• **Exercise directions**
Pull each line holding "true" out of the entries below.

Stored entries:
########################################
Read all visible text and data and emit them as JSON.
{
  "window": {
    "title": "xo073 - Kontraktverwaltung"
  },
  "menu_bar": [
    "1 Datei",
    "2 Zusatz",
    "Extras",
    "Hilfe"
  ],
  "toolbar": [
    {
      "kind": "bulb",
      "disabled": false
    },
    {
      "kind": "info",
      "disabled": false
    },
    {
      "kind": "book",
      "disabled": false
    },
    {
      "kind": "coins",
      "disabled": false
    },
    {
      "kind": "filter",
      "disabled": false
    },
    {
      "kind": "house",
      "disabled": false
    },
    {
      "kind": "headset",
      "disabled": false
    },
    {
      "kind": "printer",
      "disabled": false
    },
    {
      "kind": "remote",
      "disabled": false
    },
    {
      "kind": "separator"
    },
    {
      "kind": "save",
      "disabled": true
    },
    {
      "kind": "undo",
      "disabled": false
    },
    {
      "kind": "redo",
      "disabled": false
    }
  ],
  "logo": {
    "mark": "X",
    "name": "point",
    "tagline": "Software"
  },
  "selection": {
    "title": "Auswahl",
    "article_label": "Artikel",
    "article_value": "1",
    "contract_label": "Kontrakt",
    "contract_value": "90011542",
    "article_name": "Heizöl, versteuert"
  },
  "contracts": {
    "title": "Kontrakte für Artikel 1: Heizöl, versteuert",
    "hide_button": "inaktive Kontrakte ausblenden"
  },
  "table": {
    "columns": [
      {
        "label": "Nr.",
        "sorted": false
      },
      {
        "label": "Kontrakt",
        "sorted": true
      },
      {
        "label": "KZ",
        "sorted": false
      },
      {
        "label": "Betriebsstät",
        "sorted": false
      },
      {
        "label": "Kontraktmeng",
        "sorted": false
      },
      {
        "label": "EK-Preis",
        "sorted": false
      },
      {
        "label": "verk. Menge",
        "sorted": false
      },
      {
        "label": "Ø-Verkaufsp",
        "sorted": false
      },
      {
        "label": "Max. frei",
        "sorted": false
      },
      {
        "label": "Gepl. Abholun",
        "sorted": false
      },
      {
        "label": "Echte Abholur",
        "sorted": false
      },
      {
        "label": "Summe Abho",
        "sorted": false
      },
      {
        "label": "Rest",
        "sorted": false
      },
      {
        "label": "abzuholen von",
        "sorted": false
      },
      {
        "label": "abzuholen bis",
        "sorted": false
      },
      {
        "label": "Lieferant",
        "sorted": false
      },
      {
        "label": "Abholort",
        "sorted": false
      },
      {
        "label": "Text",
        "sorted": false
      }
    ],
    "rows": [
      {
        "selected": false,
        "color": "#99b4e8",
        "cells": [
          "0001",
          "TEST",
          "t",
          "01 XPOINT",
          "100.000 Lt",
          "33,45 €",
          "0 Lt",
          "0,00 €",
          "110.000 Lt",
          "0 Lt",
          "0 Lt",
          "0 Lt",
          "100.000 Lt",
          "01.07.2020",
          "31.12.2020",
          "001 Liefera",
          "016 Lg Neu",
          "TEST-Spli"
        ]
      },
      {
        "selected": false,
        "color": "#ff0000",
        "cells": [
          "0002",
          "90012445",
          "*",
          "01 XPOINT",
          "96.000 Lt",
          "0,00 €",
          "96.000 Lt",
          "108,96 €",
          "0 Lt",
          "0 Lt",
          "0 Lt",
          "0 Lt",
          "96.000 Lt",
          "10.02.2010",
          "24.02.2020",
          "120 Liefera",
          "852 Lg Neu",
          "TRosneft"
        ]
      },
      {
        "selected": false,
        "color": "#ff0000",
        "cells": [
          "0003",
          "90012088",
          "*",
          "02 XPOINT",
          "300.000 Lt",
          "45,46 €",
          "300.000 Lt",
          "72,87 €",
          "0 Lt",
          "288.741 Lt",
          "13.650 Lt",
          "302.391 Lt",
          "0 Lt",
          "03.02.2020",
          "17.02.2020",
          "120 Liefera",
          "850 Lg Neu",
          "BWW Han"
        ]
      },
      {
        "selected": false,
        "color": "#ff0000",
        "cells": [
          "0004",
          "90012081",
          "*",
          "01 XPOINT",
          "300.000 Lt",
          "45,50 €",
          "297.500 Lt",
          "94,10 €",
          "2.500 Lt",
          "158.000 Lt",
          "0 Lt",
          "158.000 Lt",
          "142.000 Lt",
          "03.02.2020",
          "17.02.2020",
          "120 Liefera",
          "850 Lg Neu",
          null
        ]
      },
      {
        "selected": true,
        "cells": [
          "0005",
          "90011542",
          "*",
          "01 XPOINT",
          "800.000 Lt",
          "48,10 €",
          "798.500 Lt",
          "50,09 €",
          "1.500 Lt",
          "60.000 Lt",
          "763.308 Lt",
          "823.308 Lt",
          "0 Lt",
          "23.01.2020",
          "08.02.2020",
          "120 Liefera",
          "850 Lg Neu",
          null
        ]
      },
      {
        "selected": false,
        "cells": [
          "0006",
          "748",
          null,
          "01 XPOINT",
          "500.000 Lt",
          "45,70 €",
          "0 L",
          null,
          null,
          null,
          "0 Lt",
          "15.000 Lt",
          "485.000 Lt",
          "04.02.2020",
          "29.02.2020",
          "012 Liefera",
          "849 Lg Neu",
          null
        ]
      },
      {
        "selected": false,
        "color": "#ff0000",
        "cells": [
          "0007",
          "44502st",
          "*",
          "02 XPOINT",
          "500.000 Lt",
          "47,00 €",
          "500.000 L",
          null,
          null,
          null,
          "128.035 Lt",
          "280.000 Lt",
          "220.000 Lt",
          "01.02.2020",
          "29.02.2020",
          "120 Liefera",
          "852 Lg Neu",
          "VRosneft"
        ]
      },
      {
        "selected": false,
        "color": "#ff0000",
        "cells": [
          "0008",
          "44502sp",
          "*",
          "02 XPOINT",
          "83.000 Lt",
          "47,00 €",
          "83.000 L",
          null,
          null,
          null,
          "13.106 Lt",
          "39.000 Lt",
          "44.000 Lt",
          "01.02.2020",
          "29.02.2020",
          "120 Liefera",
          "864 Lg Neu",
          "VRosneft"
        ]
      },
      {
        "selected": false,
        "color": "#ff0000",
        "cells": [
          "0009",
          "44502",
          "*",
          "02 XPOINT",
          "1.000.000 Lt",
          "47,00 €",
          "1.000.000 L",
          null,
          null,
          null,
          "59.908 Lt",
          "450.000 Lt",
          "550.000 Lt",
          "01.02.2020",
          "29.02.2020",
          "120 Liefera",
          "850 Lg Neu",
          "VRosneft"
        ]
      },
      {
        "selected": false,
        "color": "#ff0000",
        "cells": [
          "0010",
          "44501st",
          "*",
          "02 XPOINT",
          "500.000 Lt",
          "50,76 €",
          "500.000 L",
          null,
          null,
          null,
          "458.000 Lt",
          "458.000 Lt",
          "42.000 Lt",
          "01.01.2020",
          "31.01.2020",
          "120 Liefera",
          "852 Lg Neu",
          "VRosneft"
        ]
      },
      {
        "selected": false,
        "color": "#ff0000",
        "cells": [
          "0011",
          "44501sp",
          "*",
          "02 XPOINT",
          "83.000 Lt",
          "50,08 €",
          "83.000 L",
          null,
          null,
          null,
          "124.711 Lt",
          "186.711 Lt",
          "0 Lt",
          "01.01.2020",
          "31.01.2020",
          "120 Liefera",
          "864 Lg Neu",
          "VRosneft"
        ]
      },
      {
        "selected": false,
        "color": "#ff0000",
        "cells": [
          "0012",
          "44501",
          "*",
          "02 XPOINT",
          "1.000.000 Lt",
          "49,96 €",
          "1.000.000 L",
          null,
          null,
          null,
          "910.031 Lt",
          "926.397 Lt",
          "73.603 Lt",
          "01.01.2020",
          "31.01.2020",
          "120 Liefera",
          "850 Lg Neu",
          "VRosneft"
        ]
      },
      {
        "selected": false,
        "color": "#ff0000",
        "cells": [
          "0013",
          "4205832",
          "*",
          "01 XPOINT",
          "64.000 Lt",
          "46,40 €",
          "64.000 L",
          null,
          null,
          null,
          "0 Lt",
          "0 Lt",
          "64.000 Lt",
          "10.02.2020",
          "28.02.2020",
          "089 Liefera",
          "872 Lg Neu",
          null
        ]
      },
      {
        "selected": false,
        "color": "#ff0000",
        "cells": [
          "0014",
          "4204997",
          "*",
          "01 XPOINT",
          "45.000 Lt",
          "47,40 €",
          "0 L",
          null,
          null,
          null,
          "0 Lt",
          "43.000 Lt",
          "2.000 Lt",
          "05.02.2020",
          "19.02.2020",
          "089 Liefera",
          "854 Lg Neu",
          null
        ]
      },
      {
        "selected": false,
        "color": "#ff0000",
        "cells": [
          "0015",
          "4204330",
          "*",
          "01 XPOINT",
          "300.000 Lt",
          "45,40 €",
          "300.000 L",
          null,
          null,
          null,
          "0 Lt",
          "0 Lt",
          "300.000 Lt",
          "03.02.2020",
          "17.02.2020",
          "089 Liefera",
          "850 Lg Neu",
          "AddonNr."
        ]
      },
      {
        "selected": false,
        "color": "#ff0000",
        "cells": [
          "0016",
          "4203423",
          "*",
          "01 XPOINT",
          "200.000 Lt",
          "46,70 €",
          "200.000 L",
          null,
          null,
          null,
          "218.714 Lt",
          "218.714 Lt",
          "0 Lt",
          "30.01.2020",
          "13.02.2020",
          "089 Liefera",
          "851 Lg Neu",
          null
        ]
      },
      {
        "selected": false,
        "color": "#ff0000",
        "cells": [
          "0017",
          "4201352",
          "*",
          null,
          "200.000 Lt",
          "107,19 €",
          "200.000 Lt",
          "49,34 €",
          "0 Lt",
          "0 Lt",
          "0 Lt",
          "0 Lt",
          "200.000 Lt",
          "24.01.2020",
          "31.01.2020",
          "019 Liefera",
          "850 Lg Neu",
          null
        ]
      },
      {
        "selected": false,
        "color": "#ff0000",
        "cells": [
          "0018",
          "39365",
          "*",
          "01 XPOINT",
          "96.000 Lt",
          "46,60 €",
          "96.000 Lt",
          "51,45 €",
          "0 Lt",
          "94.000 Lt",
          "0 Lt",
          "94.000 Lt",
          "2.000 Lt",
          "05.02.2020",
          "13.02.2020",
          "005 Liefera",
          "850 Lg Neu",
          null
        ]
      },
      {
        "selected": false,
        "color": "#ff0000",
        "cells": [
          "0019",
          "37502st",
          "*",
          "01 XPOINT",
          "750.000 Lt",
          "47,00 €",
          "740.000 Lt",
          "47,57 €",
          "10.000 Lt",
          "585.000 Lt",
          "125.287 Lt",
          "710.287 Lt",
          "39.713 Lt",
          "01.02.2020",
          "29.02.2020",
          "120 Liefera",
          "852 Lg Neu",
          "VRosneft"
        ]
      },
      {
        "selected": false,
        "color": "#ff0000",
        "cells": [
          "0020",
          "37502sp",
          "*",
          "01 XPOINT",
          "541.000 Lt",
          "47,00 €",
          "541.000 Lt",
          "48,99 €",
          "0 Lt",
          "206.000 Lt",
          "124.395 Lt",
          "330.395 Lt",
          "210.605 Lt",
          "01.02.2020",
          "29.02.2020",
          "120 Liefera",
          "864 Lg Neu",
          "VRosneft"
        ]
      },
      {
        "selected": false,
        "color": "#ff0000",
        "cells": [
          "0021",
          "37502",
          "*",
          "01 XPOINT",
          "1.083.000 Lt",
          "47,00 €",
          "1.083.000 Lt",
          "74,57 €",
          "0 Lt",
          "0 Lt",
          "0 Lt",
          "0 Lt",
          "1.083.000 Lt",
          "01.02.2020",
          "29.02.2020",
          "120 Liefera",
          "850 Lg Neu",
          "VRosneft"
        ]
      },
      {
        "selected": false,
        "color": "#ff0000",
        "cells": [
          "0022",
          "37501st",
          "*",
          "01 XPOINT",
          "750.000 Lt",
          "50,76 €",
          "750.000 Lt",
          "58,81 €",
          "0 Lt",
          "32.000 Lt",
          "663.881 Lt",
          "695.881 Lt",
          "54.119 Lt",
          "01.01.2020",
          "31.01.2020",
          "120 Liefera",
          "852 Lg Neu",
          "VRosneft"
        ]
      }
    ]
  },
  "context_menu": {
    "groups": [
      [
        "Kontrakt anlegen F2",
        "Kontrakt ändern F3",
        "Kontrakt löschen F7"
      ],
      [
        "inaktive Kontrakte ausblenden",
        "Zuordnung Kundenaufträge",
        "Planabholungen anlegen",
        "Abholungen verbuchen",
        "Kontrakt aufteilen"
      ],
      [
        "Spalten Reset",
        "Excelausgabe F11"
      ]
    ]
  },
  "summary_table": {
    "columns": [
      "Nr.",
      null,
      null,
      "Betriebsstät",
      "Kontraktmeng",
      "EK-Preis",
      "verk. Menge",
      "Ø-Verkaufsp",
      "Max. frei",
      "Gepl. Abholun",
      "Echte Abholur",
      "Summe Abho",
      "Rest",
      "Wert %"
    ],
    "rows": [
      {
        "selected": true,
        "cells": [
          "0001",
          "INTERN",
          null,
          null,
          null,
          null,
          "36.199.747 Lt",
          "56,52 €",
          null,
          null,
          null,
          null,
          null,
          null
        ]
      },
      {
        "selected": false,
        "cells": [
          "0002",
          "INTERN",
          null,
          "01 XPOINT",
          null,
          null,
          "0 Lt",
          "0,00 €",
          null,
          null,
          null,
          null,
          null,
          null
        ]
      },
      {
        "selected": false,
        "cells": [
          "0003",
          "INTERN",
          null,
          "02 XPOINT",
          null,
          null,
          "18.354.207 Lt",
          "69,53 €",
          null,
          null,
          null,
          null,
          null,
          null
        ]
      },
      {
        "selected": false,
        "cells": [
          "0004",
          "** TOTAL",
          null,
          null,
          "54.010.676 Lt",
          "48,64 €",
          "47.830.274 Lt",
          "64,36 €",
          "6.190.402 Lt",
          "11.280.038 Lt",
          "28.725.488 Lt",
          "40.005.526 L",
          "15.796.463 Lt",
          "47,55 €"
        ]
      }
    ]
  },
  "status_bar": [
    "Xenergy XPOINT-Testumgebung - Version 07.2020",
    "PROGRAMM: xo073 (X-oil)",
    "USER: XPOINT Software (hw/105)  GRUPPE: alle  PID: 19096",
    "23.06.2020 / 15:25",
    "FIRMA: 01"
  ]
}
########################################
• **The output**
      "disabled": true
        "sorted": true
        "selected": true,
        "selected": true,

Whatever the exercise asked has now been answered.